---------- Supplied records ----------
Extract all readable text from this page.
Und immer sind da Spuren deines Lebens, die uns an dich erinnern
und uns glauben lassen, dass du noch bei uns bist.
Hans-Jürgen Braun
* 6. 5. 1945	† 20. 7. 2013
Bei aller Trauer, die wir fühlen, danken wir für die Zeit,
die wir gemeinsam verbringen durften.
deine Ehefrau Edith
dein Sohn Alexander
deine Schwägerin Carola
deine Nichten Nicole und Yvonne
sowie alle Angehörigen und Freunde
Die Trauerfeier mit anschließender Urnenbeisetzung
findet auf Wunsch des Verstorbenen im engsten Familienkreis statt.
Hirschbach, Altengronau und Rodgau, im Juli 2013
----------
** Objective **
From the records above, extract every line exactly as it stands.

** Result for this exercise **
Extract all readable text from this page.
Und immer sind da Spuren deines Lebens, die uns an dich erinnern
und uns glauben lassen, dass du noch bei uns bist.
Hans-Jürgen Braun
* 6. 5. 1945	† 20. 7. 2013
Bei aller Trauer, die wir fühlen, danken wir für die Zeit,
die wir gemeinsam verbringen durften.
deine Ehefrau Edith
dein Sohn Alexander
deine Schwägerin Carola
deine Nichten Nicole und Yvonne
sowie alle Angehörigen und Freunde
Die Trauerfeier mit anschließender Urnenbeisetzung
findet auf Wunsch des Verstorbenen im engsten Familienkreis statt.
Hirschbach, Altengronau und Rodgau, im Juli 2013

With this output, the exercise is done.